# GOAL:
Look through the data for the string "this". Copy every line where it is found.

[Figure contents as structured data]
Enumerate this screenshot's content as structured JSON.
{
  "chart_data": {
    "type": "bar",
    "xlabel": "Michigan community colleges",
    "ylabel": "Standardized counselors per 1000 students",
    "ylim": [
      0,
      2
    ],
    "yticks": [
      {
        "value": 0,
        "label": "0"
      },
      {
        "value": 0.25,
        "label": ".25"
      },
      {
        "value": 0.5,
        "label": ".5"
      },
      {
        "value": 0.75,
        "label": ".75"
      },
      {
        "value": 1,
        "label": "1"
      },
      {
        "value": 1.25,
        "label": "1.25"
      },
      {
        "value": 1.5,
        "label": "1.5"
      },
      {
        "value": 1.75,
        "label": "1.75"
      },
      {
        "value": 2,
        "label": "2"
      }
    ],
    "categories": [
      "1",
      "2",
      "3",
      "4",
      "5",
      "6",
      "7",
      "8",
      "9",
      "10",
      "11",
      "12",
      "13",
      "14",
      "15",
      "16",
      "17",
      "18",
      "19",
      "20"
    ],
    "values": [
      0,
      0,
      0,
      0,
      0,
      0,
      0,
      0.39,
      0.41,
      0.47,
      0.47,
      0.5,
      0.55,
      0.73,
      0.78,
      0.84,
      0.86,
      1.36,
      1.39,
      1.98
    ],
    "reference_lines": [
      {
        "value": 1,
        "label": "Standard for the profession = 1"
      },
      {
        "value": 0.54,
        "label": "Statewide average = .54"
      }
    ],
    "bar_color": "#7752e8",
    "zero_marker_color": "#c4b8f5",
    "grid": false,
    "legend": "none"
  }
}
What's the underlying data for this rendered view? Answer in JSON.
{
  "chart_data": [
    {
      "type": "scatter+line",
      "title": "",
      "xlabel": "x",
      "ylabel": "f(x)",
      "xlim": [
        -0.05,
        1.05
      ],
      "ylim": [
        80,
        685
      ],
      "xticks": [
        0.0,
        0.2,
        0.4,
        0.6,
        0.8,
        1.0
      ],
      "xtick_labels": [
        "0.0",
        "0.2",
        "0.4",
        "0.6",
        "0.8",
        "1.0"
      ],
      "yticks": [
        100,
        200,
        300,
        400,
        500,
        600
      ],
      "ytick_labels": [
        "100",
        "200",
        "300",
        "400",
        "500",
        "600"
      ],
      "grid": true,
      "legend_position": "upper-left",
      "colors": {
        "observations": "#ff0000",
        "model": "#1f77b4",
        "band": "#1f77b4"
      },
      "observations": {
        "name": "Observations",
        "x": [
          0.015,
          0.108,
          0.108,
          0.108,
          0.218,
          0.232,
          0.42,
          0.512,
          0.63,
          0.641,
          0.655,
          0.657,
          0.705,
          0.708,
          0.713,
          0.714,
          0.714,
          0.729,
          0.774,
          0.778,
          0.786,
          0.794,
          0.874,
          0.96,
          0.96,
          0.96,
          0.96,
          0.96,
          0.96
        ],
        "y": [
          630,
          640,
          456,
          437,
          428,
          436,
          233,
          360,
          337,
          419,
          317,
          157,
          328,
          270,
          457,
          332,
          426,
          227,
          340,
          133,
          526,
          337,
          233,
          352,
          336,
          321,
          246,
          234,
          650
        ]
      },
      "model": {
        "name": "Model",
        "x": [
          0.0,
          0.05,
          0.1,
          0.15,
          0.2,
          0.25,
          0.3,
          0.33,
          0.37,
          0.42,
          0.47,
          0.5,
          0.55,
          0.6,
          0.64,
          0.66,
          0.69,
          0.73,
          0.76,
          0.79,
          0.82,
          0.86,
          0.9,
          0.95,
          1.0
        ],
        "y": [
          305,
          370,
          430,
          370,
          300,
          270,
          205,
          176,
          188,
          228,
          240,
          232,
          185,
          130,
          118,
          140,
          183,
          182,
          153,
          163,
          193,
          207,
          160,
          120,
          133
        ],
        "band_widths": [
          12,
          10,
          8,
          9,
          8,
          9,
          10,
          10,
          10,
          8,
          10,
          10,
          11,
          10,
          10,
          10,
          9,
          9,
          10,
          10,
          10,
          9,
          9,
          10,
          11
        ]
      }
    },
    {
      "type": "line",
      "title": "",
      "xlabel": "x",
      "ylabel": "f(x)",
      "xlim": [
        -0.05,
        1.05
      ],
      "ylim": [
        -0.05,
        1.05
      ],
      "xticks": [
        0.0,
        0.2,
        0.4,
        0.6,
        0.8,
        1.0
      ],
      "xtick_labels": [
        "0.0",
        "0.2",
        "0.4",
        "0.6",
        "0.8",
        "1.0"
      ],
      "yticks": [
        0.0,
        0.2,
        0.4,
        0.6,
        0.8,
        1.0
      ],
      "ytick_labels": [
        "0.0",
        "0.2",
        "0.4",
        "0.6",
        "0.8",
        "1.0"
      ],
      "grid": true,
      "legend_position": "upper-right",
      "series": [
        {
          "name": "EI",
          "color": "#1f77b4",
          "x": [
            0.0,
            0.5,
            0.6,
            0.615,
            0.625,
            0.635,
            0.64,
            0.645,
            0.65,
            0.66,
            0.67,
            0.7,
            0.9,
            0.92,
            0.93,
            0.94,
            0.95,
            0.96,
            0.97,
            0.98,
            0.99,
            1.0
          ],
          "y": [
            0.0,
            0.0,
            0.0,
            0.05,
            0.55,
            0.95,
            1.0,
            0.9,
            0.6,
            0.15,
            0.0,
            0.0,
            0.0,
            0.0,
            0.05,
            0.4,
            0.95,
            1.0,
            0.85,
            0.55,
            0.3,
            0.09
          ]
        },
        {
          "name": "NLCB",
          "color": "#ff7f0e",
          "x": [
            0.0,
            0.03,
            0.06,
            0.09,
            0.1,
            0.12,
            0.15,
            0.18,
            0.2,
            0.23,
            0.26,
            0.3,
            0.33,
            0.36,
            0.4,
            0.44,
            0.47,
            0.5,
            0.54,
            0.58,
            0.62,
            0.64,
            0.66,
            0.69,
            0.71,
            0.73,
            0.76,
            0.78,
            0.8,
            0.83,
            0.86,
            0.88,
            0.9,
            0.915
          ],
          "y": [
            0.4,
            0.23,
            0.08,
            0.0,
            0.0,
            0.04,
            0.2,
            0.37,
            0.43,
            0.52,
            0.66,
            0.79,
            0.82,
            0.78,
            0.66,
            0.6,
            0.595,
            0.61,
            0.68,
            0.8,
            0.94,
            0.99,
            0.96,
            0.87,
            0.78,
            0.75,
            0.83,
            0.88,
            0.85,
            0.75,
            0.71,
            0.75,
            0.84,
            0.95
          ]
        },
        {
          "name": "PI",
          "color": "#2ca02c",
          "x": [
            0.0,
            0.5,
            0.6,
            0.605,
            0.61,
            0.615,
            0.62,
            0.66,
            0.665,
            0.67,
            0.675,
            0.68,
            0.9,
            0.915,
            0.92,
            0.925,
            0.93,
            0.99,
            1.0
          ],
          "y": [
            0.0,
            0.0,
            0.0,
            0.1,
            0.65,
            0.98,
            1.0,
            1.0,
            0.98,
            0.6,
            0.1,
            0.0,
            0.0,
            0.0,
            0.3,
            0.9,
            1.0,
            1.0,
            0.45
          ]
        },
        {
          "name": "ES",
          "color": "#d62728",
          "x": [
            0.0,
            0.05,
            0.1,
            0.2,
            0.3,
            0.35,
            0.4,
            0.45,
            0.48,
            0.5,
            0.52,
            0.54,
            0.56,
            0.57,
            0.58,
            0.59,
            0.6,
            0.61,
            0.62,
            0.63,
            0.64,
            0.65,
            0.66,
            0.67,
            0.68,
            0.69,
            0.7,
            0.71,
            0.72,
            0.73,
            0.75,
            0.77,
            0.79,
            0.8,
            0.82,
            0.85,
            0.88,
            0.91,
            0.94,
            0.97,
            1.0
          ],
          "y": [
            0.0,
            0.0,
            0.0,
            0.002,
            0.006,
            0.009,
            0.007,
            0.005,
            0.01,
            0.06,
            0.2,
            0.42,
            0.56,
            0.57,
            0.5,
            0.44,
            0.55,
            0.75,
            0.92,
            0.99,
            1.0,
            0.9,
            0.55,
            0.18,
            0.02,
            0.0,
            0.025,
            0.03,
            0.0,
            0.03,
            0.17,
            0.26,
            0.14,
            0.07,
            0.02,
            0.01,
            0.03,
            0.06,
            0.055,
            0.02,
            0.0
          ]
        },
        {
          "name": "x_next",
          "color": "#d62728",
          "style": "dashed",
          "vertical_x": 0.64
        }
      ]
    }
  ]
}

# COMPLETE ANSWER:
Enumerate this screenshot's content as structured JSON.
What's the underlying data for this rendered view? Answer in JSON.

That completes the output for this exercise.